GOALS
**a.** Translate this sentence from the standards excerpt into Spanish: "We do not write the standards ourselves; we provide a framework for UK experts to do that."
**b.** According to the standards excerpt, what did the women's committee formed 60 years ago become over time?
**c.** Decide whether each statement agrees with the standards excerpt, answering yes or no and quoting the deciding words: (i) Less than 20% of European standards are used in association with regulation. (ii) The national standards body writes the standards itself. (iii) The Consumer and Public Interest Network sits outside the BSI.

EXCERPT
================================

I have primary responsibility for the activities of the national standards body appointed by government. Every country has one. Our role is to provide an infrastructure that enables UK experts to participate in the international, European or national standards-making structures as they choose. We do not write the standards ourselves; we provide a framework for UK experts to do that.
The standards that we develop are voluntary in the European system, with very few exceptions. They provide best-practice knowledge for industry, consumers and Governments to use as they see fit. A small proportion of those—less than 20% of European standards—are used in association with regulation, but the vast majority are just enablers for business to perform to a higher level. So some of those standards—as I say, less than 20% of the European standards—provide a means of compliance with the law, such as for the safety of toasters or kettles or furniture fire resistance, but the vast majority are used simply in B2B activities as best practice.
What we want to achieve with consumers is to ensure, through our responsibility for the national standards body infrastructure, that we provide a neutral, independent platform and that we engage with consumers as far as possible as part of our obligation to ensure that all participants with a legitimate interest are participating in the standards-making process.
The BSI has had a long history of involving consumers in the national standards work. A women’s committee was formed 60 years ago, which over time became the Consumer and Public Interest Network. That group sits in my team at the BSI. The role of the CPIN network is to provide the independent consumer voice into the standards system on whatever it sees fit.

================================

Source records

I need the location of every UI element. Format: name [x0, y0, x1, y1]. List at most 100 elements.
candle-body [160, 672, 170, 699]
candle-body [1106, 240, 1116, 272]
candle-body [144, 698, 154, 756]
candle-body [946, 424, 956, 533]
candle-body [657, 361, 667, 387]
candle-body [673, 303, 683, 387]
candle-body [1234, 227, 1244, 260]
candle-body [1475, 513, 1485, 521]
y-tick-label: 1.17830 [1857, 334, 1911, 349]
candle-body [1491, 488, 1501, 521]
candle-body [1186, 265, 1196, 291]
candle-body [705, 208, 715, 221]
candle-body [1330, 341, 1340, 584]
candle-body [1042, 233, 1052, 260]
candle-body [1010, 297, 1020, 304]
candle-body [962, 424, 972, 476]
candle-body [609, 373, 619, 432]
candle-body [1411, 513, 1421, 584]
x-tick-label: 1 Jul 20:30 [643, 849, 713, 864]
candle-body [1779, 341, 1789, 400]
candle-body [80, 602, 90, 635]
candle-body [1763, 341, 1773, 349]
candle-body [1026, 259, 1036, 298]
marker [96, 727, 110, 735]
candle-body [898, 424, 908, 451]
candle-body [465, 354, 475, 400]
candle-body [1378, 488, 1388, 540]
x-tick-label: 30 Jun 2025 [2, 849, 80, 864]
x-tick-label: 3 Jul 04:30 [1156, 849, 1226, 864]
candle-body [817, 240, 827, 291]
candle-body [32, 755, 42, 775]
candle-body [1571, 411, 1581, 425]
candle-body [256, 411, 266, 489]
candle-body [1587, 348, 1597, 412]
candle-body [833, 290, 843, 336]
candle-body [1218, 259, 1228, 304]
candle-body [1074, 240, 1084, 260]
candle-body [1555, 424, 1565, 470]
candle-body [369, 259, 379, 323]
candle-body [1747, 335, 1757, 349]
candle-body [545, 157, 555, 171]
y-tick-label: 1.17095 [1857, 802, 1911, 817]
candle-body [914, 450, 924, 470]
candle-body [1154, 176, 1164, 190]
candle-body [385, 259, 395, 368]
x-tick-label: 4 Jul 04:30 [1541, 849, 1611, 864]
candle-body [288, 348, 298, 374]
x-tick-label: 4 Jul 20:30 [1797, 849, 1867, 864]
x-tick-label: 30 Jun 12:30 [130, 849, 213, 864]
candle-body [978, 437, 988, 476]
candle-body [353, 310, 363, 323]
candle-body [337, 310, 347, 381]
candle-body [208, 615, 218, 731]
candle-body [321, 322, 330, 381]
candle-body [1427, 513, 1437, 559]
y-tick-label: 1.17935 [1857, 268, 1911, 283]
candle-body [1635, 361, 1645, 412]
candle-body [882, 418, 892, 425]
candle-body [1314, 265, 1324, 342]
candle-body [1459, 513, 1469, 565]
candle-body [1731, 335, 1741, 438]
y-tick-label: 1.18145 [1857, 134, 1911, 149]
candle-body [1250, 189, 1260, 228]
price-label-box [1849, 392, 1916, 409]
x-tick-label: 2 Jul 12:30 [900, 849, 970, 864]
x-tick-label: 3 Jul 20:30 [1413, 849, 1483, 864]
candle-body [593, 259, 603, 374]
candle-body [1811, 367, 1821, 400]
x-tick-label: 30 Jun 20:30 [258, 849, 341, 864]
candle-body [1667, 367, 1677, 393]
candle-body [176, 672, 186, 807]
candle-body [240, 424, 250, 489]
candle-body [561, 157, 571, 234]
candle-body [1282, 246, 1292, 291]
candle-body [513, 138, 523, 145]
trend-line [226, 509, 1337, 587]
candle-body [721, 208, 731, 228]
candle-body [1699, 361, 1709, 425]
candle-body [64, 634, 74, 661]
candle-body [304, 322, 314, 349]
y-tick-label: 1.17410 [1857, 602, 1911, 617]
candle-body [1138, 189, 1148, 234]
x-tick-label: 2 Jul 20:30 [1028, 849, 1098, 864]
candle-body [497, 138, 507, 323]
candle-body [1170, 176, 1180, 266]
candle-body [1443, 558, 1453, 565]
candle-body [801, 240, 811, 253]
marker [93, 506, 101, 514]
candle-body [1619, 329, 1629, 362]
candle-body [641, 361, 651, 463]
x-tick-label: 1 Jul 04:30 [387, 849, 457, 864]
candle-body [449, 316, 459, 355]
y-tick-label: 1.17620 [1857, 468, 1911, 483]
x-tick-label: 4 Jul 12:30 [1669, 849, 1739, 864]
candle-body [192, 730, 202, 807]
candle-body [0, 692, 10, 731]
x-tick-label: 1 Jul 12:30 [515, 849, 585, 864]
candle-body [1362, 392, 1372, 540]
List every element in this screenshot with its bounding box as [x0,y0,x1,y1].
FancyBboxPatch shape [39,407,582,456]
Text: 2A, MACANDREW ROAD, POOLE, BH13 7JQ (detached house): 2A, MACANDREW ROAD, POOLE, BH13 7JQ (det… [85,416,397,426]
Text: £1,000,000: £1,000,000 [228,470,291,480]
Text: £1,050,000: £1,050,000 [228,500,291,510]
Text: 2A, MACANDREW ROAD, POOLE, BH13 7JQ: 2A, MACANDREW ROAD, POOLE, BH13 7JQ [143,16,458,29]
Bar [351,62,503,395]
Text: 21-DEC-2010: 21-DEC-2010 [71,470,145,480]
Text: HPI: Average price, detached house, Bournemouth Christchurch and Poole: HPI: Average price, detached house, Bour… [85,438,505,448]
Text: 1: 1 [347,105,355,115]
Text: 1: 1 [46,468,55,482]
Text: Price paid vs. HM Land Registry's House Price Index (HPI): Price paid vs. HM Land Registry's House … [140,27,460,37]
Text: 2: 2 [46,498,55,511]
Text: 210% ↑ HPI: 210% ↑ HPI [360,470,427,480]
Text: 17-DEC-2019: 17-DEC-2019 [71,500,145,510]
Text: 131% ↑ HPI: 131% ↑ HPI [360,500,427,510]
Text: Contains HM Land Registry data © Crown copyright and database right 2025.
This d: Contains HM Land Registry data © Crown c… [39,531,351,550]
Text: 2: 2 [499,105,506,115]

================================

FINAL RESULTS
**a.** No redactamos las normas nosotros mismos; proporcionamos un marco para que los expertos del Reino Unido lo hagan.

**b.** It became the Consumer and Public Interest Network.

**c.**
(i) Yes: "A small proportion of those—less than 20% of European standards—are used in association with regulation"
(ii) No: "We do not write the standards ourselves"
(iii) No: "That group sits in my team at the BSI."